**STATED GOAL:**
Copy, from the entries below, each line in which the string "count" appears.

** Start RECORDS SUPPLIED **

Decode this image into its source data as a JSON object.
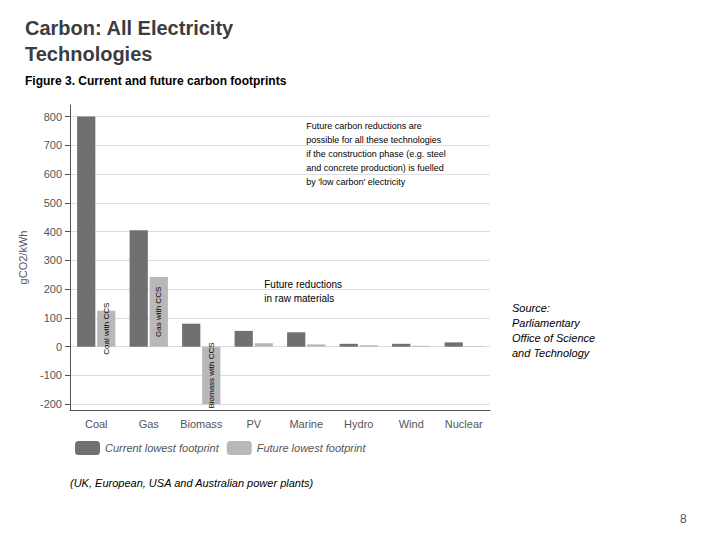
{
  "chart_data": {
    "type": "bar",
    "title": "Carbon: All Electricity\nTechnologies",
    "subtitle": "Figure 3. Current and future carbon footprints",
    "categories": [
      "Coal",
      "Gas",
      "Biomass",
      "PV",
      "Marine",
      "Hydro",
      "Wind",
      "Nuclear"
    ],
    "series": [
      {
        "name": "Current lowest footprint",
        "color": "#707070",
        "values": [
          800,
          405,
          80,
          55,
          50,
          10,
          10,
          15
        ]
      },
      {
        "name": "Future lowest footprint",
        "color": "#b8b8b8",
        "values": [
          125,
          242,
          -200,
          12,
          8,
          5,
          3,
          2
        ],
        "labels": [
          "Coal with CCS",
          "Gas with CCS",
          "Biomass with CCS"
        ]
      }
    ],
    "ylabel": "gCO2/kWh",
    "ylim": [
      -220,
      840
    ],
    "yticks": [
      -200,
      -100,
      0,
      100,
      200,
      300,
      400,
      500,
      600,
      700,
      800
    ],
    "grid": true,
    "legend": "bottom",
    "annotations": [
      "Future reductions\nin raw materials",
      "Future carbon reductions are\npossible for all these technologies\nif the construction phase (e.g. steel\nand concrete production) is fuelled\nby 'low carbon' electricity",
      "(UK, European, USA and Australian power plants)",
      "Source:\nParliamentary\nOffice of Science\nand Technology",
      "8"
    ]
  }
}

** End RECORDS SUPPLIED **
** Start RECORDS SUPPLIED **

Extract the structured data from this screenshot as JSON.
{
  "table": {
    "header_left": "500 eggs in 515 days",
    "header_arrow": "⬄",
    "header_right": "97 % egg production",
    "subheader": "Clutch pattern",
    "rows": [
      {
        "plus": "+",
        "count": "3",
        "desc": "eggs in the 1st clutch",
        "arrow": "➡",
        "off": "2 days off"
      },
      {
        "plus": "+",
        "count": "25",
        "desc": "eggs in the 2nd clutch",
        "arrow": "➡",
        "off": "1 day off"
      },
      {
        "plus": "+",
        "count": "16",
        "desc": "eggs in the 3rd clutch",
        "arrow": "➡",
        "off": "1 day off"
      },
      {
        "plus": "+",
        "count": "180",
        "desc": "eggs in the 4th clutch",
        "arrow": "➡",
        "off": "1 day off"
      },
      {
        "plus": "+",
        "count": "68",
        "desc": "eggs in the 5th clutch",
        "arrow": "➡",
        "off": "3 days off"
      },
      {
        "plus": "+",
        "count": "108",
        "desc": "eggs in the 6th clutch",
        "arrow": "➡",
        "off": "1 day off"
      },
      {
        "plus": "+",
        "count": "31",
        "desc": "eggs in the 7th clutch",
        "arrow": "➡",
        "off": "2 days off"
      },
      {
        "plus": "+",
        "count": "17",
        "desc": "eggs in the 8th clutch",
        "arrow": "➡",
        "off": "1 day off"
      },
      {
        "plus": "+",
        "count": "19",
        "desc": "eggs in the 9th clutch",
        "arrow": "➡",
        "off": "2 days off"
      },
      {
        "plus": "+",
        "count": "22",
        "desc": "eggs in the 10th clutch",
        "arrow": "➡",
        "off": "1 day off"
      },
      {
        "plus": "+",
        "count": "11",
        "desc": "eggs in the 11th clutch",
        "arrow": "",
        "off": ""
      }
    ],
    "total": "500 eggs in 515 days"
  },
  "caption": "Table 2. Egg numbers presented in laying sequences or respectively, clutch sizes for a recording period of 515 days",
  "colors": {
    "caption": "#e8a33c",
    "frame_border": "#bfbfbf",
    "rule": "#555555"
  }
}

** End RECORDS SUPPLIED **
** Start RECORDS SUPPLIED **

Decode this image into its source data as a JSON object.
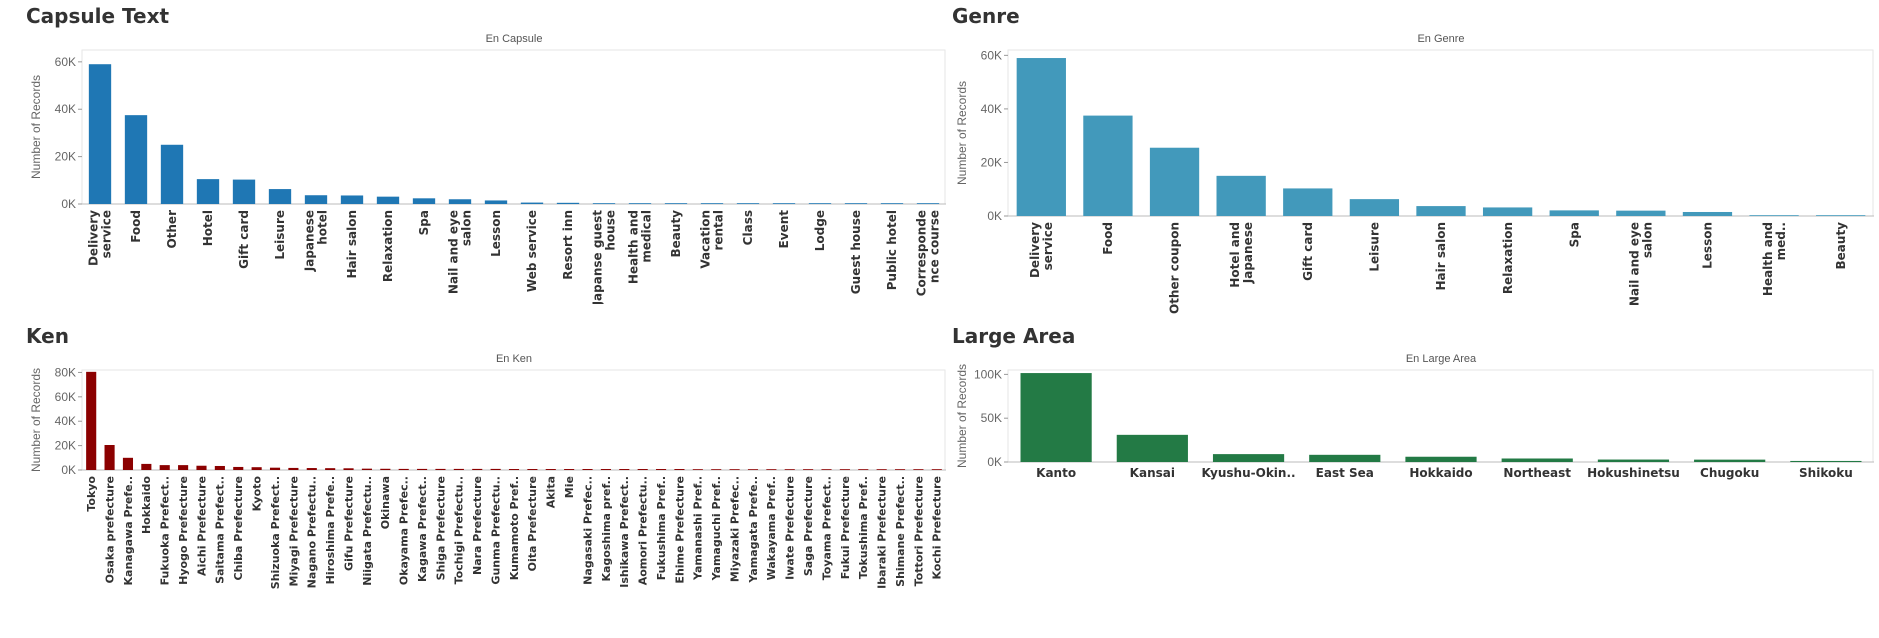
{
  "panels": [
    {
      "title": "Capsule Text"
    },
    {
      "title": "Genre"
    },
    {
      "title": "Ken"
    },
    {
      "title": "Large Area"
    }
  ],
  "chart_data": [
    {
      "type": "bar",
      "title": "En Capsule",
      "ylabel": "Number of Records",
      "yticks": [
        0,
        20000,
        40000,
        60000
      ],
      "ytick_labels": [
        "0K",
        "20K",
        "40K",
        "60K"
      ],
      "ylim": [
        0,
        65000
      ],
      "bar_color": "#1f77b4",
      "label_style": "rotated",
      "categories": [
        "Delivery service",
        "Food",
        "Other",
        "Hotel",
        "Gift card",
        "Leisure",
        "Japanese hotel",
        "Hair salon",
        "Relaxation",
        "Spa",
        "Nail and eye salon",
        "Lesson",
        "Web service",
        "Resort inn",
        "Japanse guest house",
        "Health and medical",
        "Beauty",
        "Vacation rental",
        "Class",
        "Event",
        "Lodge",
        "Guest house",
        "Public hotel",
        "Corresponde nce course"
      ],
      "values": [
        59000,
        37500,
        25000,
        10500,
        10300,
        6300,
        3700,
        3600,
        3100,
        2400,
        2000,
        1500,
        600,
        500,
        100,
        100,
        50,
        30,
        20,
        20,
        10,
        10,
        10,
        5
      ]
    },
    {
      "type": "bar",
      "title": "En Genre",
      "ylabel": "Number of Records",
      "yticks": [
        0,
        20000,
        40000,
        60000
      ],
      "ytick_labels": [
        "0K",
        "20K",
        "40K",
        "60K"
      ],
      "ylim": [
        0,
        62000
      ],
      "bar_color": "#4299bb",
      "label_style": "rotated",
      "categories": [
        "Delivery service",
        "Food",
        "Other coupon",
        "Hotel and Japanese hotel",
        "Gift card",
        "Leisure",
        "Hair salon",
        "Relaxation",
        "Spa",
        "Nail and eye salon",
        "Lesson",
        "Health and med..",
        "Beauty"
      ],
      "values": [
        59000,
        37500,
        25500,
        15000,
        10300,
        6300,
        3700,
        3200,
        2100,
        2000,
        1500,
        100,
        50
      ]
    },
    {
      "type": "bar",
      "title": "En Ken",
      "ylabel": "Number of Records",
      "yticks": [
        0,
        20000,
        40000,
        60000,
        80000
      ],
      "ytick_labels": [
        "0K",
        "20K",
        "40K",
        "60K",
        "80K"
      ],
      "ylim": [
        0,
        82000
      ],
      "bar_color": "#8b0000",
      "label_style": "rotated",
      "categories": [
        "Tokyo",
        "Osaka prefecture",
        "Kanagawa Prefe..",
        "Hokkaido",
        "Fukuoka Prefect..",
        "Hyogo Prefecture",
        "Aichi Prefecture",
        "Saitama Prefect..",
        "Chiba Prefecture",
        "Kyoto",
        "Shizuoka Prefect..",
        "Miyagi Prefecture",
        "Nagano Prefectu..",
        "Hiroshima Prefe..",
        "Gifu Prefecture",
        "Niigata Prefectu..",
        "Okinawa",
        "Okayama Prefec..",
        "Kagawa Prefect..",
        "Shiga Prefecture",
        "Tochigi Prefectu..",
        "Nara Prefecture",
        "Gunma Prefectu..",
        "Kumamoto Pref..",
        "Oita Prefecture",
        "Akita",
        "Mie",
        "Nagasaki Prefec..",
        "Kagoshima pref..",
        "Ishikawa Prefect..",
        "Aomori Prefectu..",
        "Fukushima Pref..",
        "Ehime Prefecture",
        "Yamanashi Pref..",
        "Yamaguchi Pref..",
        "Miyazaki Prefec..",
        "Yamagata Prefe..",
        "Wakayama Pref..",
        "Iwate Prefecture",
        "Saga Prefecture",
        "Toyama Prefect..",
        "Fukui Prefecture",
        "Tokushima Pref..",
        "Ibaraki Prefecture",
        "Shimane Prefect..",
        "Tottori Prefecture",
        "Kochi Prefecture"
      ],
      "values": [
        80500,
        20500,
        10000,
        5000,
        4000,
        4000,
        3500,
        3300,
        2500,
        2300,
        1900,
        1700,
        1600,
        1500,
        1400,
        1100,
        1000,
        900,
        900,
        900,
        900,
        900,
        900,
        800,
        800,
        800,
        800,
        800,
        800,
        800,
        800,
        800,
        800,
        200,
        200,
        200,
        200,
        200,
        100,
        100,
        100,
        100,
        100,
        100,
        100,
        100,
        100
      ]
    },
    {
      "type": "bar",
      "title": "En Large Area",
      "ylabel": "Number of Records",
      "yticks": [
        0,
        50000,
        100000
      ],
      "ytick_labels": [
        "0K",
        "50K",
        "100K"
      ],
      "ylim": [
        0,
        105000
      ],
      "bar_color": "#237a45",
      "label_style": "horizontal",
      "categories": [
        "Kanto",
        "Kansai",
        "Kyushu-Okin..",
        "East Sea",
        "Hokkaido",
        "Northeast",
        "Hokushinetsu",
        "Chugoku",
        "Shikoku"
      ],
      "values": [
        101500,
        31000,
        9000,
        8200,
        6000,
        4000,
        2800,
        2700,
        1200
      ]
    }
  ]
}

** End RECORDS SUPPLIED **

**FINAL RESULT:**
        "count": "3",
        "count": "25",
        "count": "16",
        "count": "180",
        "count": "68",
        "count": "108",
        "count": "31",
        "count": "17",
        "count": "19",
        "count": "22",
        "count": "11",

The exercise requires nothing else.